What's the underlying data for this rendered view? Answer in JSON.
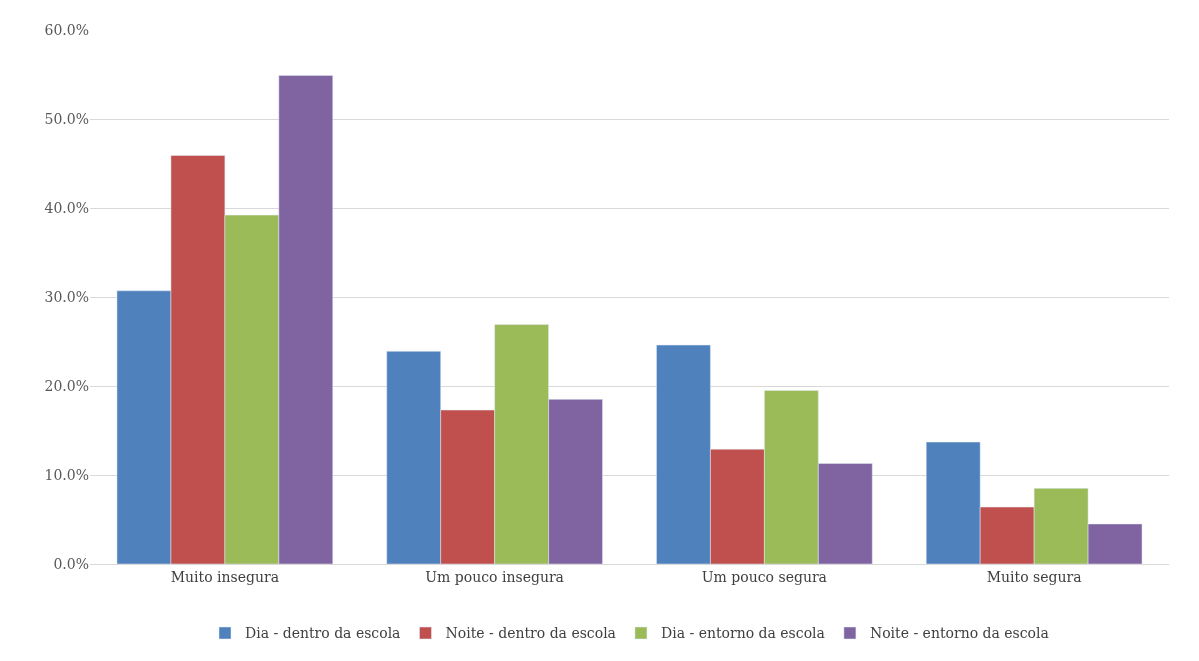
{
  "chart_data": {
    "type": "bar",
    "categories": [
      "Muito insegura",
      "Um pouco insegura",
      "Um pouco segura",
      "Muito segura"
    ],
    "series": [
      {
        "name": "Dia - dentro da escola",
        "color": "#4f81bd",
        "values": [
          30.7,
          23.9,
          24.6,
          13.7
        ]
      },
      {
        "name": "Noite - dentro da escola",
        "color": "#c0504d",
        "values": [
          45.9,
          17.3,
          12.9,
          6.4
        ]
      },
      {
        "name": "Dia - entorno da escola",
        "color": "#9bbb59",
        "values": [
          39.2,
          26.9,
          19.5,
          8.5
        ]
      },
      {
        "name": "Noite - entorno da escola",
        "color": "#8064a2",
        "values": [
          54.9,
          18.5,
          11.3,
          4.5
        ]
      }
    ],
    "ylim": [
      0,
      60
    ],
    "yticks": [
      {
        "value": 0,
        "label": "0.0%"
      },
      {
        "value": 10,
        "label": "10.0%"
      },
      {
        "value": 20,
        "label": "20.0%"
      },
      {
        "value": 30,
        "label": "30.0%"
      },
      {
        "value": 40,
        "label": "40.0%"
      },
      {
        "value": 50,
        "label": "50.0%"
      },
      {
        "value": 60,
        "label": "60.0%"
      }
    ],
    "grid": "y",
    "legend": "bottom"
  }
}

——

Quote everything in the listing above exactly; pictures are the only thing to omit.

What's the underlying data for this rendered view? Answer in JSON.
{
  "chart_data": {
    "type": "bar",
    "categories": [
      "Muito insegura",
      "Um pouco insegura",
      "Um pouco segura",
      "Muito segura"
    ],
    "series": [
      {
        "name": "Dia - dentro da escola",
        "color": "#4f81bd",
        "values": [
          30.7,
          23.9,
          24.6,
          13.7
        ]
      },
      {
        "name": "Noite - dentro da escola",
        "color": "#c0504d",
        "values": [
          45.9,
          17.3,
          12.9,
          6.4
        ]
      },
      {
        "name": "Dia - entorno da escola",
        "color": "#9bbb59",
        "values": [
          39.2,
          26.9,
          19.5,
          8.5
        ]
      },
      {
        "name": "Noite - entorno da escola",
        "color": "#8064a2",
        "values": [
          54.9,
          18.5,
          11.3,
          4.5
        ]
      }
    ],
    "ylim": [
      0,
      60
    ],
    "yticks": [
      {
        "value": 0,
        "label": "0.0%"
      },
      {
        "value": 10,
        "label": "10.0%"
      },
      {
        "value": 20,
        "label": "20.0%"
      },
      {
        "value": 30,
        "label": "30.0%"
      },
      {
        "value": 40,
        "label": "40.0%"
      },
      {
        "value": 50,
        "label": "50.0%"
      },
      {
        "value": 60,
        "label": "60.0%"
      }
    ],
    "grid": "y",
    "legend": "bottom"
  }
}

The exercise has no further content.